* [Requirements]: Your task is to repeat the entries exactly. Leave the pictures out.

* [Dataset excerpts]:
>> start
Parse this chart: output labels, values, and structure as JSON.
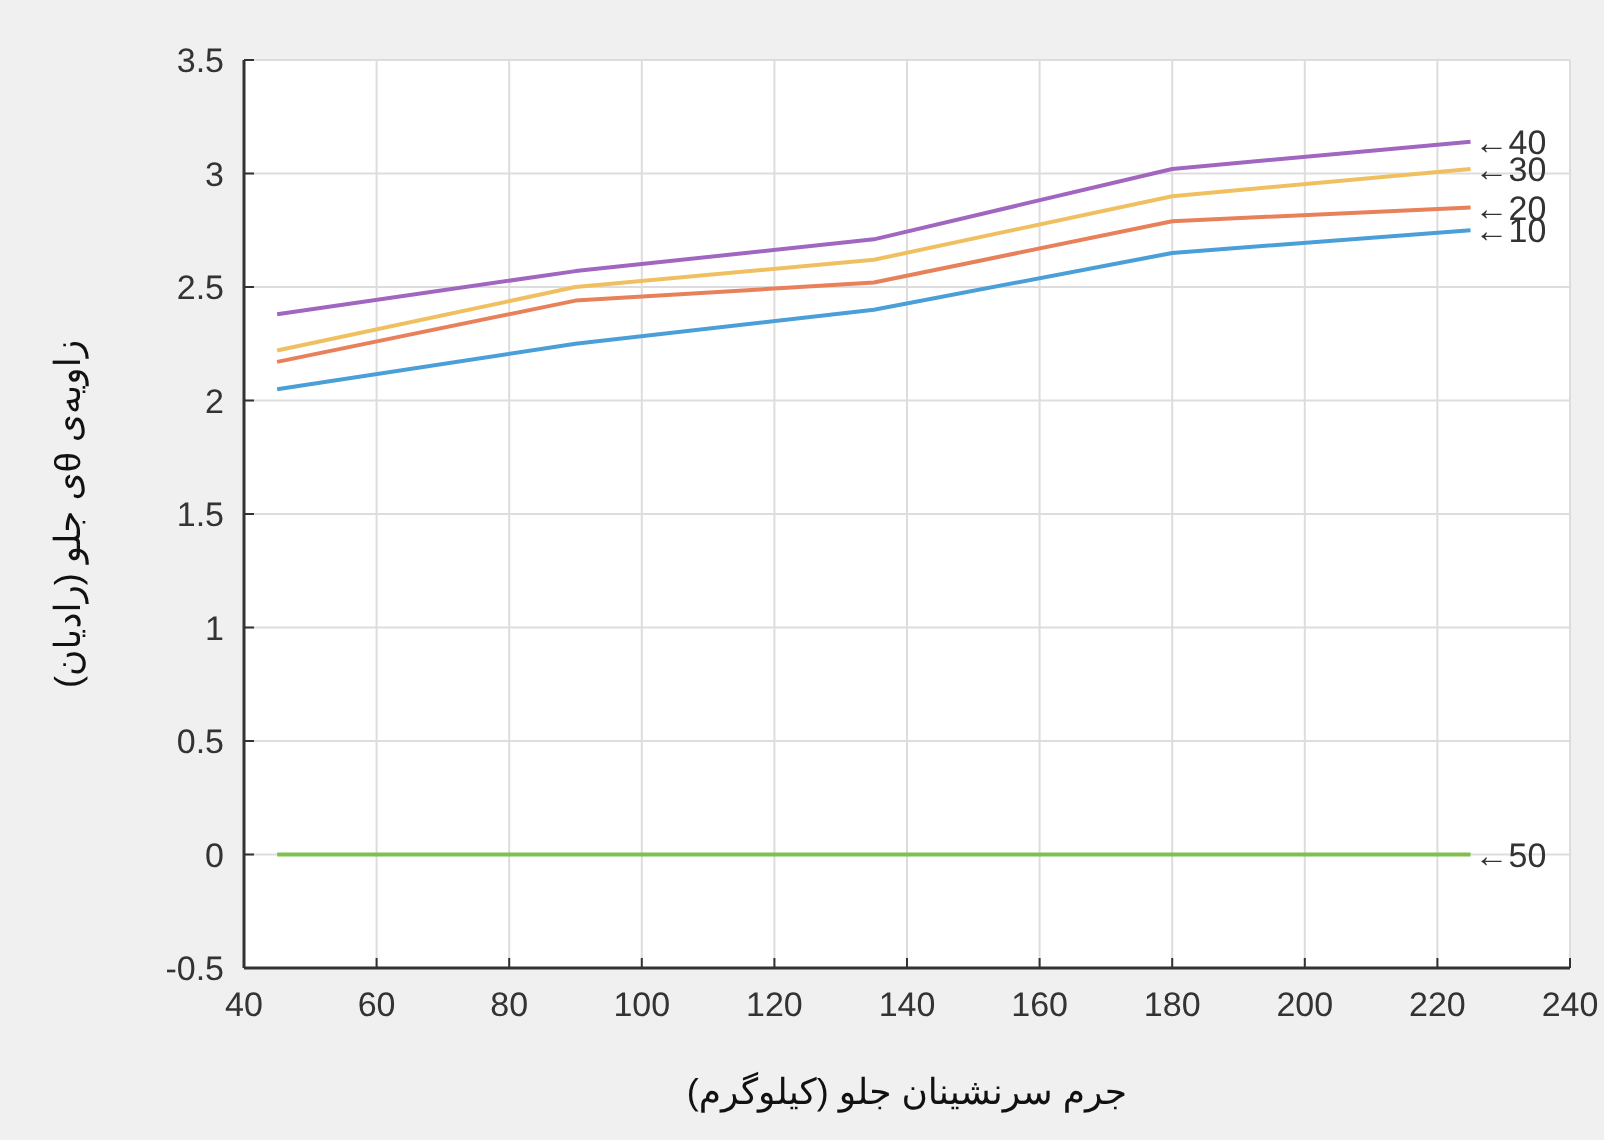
{
  "chart_data": {
    "type": "line",
    "xlabel": "جرم سرنشینان جلو (کیلوگرم)",
    "ylabel": "زاویه‌ی θی جلو (رادیان)",
    "x": [
      45,
      90,
      135,
      180,
      225
    ],
    "series": [
      {
        "name": "←10",
        "color": "#4a9fd8",
        "values": [
          2.05,
          2.25,
          2.4,
          2.65,
          2.75
        ]
      },
      {
        "name": "←20",
        "color": "#e8805a",
        "values": [
          2.17,
          2.44,
          2.52,
          2.79,
          2.85
        ]
      },
      {
        "name": "←30",
        "color": "#f0c060",
        "values": [
          2.22,
          2.5,
          2.62,
          2.9,
          3.02
        ]
      },
      {
        "name": "←40",
        "color": "#a066c0",
        "values": [
          2.38,
          2.57,
          2.71,
          3.02,
          3.14
        ]
      },
      {
        "name": "←50",
        "color": "#80c050",
        "values": [
          0,
          0,
          0,
          0,
          0
        ]
      }
    ],
    "xlim": [
      40,
      240
    ],
    "xticks": [
      40,
      60,
      80,
      100,
      120,
      140,
      160,
      180,
      200,
      220,
      240
    ],
    "ylim": [
      -0.5,
      3.5
    ],
    "yticks": [
      -0.5,
      0,
      0.5,
      1,
      1.5,
      2,
      2.5,
      3,
      3.5
    ],
    "grid": true,
    "marker": "none",
    "line_style": "solid"
  }
}
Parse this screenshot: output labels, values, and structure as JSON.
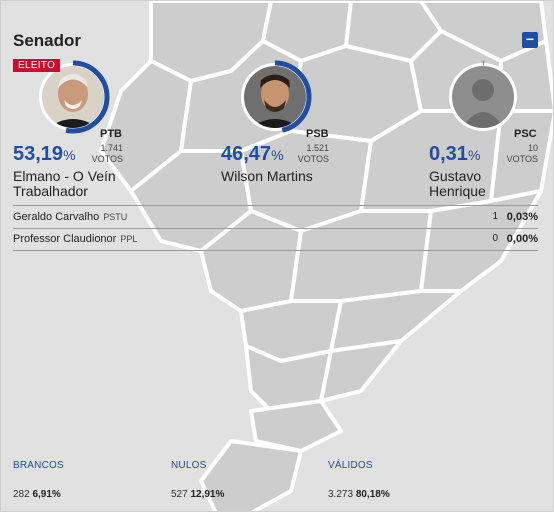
{
  "header": {
    "title": "Senador",
    "collapse_label": "−"
  },
  "colors": {
    "accent": "#1f4ea3",
    "elected_badge": "#c8102e"
  },
  "candidates": [
    {
      "name_line1": "Elmano - O Veín",
      "name_line2": "Trabalhador",
      "party": "PTB",
      "pct": "53,19",
      "pct_sign": "%",
      "votes": "1.741",
      "votes_label": "VOTOS",
      "badge": "ELEITO",
      "ring_fraction": 0.5319
    },
    {
      "name_line1": "Wilson Martins",
      "name_line2": "",
      "party": "PSB",
      "pct": "46,47",
      "pct_sign": "%",
      "votes": "1.521",
      "votes_label": "VOTOS",
      "ring_fraction": 0.4647
    },
    {
      "name_line1": "Gustavo",
      "name_line2": "Henrique",
      "party": "PSC",
      "pct": "0,31",
      "pct_sign": "%",
      "votes": "10",
      "votes_label": "VOTOS",
      "ring_fraction": 0.0031
    }
  ],
  "others": [
    {
      "name": "Geraldo Carvalho",
      "party": "PSTU",
      "votes": "1",
      "pct": "0,03%"
    },
    {
      "name": "Professor Claudionor",
      "party": "PPL",
      "votes": "0",
      "pct": "0,00%"
    }
  ],
  "summary": [
    {
      "label": "BRANCOS",
      "count": "282",
      "pct": "6,91%"
    },
    {
      "label": "NULOS",
      "count": "527",
      "pct": "12,91%"
    },
    {
      "label": "VÁLIDOS",
      "count": "3.273",
      "pct": "80,18%"
    }
  ]
}
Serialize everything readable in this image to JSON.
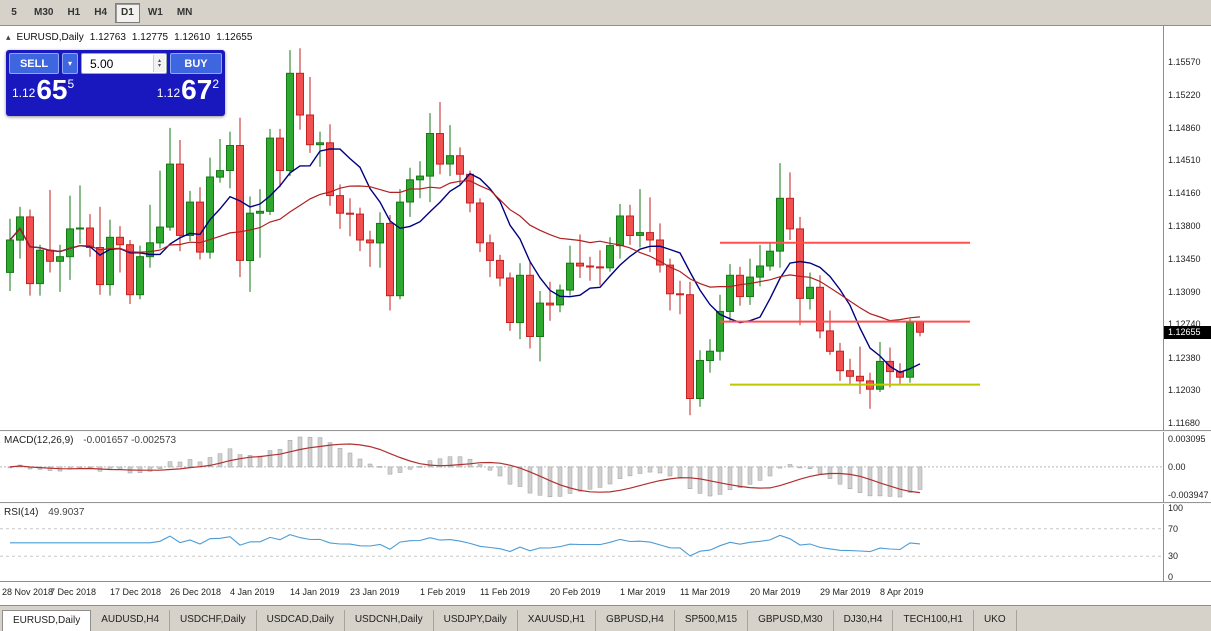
>> end
* [Reply to the exercise]:
Parse this chart: output labels, values, and structure as JSON.
{
  "chart_data": {
    "type": "line",
    "xlabel": "جرم سرنشینان جلو (کیلوگرم)",
    "ylabel": "زاویه‌ی θی جلو (رادیان)",
    "x": [
      45,
      90,
      135,
      180,
      225
    ],
    "series": [
      {
        "name": "←10",
        "color": "#4a9fd8",
        "values": [
          2.05,
          2.25,
          2.4,
          2.65,
          2.75
        ]
      },
      {
        "name": "←20",
        "color": "#e8805a",
        "values": [
          2.17,
          2.44,
          2.52,
          2.79,
          2.85
        ]
      },
      {
        "name": "←30",
        "color": "#f0c060",
        "values": [
          2.22,
          2.5,
          2.62,
          2.9,
          3.02
        ]
      },
      {
        "name": "←40",
        "color": "#a066c0",
        "values": [
          2.38,
          2.57,
          2.71,
          3.02,
          3.14
        ]
      },
      {
        "name": "←50",
        "color": "#80c050",
        "values": [
          0,
          0,
          0,
          0,
          0
        ]
      }
    ],
    "xlim": [
      40,
      240
    ],
    "xticks": [
      40,
      60,
      80,
      100,
      120,
      140,
      160,
      180,
      200,
      220,
      240
    ],
    "ylim": [
      -0.5,
      3.5
    ],
    "yticks": [
      -0.5,
      0,
      0.5,
      1,
      1.5,
      2,
      2.5,
      3,
      3.5
    ],
    "grid": true,
    "marker": "none",
    "line_style": "solid"
  }
}
Parse this screenshot: output labels, values, and structure as JSON.
{
  "header": {
    "title": "Senador",
    "collapse_label": "−"
  },
  "colors": {
    "accent": "#1f4ea3",
    "elected_badge": "#c8102e"
  },
  "candidates": [
    {
      "name_line1": "Elmano - O Veín",
      "name_line2": "Trabalhador",
      "party": "PTB",
      "pct": "53,19",
      "pct_sign": "%",
      "votes": "1.741",
      "votes_label": "VOTOS",
      "badge": "ELEITO",
      "ring_fraction": 0.5319
    },
    {
      "name_line1": "Wilson Martins",
      "name_line2": "",
      "party": "PSB",
      "pct": "46,47",
      "pct_sign": "%",
      "votes": "1.521",
      "votes_label": "VOTOS",
      "ring_fraction": 0.4647
    },
    {
      "name_line1": "Gustavo",
      "name_line2": "Henrique",
      "party": "PSC",
      "pct": "0,31",
      "pct_sign": "%",
      "votes": "10",
      "votes_label": "VOTOS",
      "ring_fraction": 0.0031
    }
  ],
  "others": [
    {
      "name": "Geraldo Carvalho",
      "party": "PSTU",
      "votes": "1",
      "pct": "0,03%"
    },
    {
      "name": "Professor Claudionor",
      "party": "PPL",
      "votes": "0",
      "pct": "0,00%"
    }
  ],
  "summary": [
    {
      "label": "BRANCOS",
      "count": "282",
      "pct": "6,91%"
    },
    {
      "label": "NULOS",
      "count": "527",
      "pct": "12,91%"
    },
    {
      "label": "VÁLIDOS",
      "count": "3.273",
      "pct": "80,18%"
    }
  ]
}
Serialize everything readable in this image to JSON.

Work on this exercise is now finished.